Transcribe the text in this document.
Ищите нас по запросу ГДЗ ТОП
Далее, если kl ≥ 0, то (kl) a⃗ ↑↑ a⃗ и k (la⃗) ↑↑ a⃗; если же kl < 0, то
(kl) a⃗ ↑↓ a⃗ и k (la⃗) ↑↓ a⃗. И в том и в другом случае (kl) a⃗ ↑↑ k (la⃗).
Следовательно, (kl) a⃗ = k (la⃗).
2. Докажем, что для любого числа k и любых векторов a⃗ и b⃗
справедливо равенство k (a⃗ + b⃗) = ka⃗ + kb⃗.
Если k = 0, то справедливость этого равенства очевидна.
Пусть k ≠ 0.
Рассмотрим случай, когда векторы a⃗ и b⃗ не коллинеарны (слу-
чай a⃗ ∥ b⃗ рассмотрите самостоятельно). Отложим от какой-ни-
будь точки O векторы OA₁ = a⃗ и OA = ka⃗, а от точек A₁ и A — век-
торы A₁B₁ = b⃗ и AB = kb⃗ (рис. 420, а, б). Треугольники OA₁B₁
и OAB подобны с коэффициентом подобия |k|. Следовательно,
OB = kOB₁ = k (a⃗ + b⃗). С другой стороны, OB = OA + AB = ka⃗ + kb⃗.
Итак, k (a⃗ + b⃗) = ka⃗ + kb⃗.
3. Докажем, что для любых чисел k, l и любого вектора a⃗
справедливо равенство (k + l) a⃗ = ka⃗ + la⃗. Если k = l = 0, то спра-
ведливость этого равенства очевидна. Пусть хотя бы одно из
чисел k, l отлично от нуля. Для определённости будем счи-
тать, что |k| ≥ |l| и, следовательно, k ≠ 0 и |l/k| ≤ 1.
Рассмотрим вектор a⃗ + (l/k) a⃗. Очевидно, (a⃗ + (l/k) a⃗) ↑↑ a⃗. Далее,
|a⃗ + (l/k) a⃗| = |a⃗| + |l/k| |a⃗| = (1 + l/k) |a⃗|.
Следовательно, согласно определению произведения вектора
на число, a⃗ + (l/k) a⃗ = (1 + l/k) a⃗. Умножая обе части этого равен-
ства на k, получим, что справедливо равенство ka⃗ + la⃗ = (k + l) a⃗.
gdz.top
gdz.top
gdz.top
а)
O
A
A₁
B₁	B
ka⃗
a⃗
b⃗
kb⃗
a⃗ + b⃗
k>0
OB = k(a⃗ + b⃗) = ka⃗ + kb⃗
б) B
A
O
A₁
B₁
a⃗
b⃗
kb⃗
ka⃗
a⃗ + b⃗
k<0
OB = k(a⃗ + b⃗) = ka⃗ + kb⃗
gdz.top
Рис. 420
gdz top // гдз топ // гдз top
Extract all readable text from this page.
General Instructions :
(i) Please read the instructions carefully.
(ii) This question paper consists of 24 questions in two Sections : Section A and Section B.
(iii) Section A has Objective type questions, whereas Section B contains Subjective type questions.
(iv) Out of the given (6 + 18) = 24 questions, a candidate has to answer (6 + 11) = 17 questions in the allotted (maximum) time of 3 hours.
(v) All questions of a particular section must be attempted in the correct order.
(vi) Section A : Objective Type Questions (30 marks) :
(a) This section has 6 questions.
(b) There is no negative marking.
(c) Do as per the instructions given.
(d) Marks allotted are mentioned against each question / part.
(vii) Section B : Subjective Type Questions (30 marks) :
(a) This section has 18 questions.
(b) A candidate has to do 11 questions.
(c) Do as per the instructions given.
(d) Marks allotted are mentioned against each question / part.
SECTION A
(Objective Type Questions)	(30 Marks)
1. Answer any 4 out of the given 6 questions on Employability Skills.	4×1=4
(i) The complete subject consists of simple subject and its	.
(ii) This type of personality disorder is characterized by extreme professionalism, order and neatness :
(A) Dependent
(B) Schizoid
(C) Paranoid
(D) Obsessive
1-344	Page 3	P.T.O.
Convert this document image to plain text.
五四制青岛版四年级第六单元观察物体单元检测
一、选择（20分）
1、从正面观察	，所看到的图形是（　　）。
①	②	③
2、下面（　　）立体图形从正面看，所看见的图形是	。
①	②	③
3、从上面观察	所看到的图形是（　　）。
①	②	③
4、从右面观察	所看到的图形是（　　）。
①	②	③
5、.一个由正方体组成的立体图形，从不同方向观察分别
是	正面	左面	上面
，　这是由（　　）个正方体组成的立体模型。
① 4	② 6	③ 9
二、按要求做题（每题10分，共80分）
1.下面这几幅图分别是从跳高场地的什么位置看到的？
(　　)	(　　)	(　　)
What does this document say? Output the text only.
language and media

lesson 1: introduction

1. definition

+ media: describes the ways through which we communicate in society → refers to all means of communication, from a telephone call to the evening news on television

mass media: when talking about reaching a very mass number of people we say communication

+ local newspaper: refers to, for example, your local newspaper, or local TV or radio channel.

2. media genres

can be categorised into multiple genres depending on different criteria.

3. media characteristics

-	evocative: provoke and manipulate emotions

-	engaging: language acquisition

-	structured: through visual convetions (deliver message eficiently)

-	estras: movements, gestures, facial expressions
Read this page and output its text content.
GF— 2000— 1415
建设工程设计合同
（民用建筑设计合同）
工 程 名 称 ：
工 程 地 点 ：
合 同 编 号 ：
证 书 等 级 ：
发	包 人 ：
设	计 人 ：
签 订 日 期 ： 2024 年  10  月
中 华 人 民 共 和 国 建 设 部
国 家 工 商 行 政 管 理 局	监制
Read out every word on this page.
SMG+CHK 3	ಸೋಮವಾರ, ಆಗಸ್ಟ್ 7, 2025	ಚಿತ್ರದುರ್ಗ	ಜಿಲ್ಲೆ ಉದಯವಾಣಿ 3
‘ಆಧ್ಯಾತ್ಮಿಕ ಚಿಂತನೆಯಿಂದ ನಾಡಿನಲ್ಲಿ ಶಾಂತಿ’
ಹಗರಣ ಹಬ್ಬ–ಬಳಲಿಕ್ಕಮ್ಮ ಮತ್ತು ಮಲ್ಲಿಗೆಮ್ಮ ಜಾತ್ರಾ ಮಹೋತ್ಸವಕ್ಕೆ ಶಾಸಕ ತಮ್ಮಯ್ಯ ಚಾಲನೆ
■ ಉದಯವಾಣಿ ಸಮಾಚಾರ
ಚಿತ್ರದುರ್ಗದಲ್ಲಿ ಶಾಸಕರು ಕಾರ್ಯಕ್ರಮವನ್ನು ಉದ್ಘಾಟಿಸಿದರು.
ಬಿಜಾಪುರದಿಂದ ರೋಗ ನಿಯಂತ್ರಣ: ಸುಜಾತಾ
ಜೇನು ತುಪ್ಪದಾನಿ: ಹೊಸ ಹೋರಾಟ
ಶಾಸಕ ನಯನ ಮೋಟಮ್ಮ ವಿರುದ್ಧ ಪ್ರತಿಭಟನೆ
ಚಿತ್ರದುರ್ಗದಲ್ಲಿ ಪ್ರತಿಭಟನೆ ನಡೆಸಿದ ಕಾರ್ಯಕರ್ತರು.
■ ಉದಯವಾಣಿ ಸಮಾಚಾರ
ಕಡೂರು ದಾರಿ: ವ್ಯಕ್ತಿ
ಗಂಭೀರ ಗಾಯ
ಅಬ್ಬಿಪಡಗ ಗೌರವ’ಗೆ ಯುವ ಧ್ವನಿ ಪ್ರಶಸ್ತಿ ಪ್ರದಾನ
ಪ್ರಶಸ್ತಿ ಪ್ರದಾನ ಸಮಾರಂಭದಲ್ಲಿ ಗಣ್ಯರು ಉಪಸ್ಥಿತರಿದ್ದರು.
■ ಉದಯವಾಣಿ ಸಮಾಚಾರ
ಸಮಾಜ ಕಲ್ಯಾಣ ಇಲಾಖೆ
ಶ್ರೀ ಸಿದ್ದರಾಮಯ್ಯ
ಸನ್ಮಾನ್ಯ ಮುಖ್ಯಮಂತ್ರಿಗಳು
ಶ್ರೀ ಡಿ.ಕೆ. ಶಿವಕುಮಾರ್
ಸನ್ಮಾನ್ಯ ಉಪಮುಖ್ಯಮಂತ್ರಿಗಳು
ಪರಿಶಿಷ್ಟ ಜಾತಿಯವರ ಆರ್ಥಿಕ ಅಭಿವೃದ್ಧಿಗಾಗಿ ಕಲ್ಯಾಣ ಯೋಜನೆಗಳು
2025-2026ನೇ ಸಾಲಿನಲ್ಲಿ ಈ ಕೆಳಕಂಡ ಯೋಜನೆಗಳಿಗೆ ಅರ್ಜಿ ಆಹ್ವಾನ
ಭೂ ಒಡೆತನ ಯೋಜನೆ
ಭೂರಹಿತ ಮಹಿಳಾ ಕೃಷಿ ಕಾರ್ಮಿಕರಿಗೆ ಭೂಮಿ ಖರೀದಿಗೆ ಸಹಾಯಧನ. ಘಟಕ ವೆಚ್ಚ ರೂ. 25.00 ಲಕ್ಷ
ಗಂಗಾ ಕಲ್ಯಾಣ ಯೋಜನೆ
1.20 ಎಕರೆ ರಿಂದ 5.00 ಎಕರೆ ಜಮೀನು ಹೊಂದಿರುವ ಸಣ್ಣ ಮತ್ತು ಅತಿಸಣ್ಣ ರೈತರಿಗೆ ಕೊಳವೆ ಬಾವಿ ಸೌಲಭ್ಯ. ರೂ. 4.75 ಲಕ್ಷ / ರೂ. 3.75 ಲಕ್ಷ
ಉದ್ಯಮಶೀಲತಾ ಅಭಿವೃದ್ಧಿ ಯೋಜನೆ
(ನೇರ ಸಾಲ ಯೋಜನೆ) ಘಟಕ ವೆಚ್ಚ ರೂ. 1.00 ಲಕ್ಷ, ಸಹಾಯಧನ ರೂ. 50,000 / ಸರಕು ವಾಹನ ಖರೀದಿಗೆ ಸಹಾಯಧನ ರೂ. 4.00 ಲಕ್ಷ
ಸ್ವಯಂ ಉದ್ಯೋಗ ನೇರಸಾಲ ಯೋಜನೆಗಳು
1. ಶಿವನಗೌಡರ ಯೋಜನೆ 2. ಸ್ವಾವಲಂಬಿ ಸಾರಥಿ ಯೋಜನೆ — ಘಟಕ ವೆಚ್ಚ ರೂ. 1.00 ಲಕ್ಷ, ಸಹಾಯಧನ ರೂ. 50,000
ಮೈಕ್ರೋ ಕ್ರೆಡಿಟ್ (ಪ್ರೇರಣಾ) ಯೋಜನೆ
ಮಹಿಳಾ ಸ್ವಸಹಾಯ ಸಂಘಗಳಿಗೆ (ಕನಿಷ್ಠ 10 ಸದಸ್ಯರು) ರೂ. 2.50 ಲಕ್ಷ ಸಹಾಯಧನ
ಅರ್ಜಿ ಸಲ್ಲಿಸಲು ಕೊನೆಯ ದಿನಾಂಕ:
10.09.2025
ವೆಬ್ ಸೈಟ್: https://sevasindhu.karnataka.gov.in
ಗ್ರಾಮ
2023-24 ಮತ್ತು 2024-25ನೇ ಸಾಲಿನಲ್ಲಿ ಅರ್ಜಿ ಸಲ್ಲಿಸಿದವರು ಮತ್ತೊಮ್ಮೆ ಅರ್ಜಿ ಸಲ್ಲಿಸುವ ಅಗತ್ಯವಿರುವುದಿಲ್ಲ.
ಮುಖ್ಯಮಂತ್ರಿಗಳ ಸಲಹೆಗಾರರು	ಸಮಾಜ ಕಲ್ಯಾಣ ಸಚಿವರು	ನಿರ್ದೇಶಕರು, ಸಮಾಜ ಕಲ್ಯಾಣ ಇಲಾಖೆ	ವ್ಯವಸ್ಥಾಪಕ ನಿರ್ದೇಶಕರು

※

:: REQUIREMENT ::
Look through the listing and extract every line with "consists" in it.

:: RESULT OF THIS EXERCISE ::
(ii) This question paper consists of 24 questions in two Sections : Section A and Section B.
(i) The complete subject consists of simple subject and its	.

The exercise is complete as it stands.